• [Task statement]: Return all lines where the word "Recovery" can be found.

• [Exercise input]:
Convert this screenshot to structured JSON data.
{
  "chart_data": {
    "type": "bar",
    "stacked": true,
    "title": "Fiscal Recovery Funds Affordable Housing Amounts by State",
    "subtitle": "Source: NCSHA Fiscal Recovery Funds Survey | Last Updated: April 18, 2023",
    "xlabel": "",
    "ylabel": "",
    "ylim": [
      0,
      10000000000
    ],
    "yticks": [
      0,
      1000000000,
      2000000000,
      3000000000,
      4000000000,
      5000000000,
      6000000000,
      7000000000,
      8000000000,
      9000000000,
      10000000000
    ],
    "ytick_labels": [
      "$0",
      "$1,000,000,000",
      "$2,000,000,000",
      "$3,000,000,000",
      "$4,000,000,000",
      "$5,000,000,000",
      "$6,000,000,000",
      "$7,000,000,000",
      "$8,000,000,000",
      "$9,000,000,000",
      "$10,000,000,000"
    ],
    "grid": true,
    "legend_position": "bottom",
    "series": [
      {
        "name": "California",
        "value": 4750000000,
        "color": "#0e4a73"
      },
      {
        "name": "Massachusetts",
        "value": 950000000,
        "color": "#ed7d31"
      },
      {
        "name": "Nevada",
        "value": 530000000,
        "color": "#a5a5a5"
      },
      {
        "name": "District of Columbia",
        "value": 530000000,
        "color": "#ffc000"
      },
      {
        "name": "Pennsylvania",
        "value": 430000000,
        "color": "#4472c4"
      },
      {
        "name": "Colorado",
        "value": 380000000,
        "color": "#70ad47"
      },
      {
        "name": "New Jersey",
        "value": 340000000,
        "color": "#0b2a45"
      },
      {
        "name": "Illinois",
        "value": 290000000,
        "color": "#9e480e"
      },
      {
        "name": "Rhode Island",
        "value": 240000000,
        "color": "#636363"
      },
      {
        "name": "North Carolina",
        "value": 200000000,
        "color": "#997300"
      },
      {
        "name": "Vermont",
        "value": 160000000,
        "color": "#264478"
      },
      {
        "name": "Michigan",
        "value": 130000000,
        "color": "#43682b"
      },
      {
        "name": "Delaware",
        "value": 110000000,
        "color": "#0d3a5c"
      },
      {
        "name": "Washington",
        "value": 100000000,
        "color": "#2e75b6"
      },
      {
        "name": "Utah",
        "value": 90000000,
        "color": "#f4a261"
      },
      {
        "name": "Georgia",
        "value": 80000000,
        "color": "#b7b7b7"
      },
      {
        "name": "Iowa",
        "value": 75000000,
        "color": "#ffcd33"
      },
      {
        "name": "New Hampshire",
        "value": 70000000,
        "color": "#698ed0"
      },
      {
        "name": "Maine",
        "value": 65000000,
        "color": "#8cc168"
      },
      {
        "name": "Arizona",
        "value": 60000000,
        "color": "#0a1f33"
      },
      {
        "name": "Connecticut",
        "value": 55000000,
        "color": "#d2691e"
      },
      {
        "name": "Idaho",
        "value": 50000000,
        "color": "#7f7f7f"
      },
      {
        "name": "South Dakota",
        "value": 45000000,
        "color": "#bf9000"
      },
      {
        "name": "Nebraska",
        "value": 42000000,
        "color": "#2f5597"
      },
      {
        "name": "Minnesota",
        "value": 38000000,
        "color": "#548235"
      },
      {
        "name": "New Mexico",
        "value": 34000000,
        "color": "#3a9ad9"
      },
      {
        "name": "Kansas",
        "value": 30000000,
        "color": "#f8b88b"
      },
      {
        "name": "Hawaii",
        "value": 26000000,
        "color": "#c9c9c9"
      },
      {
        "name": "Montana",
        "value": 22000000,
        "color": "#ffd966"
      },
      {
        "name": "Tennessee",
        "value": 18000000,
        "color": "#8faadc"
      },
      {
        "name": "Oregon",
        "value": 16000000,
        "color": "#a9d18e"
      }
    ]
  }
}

• [Correct response]:
    "title": "Fiscal Recovery Funds Affordable Housing Amounts by State",
    "subtitle": "Source: NCSHA Fiscal Recovery Funds Survey | Last Updated: April 18, 2023",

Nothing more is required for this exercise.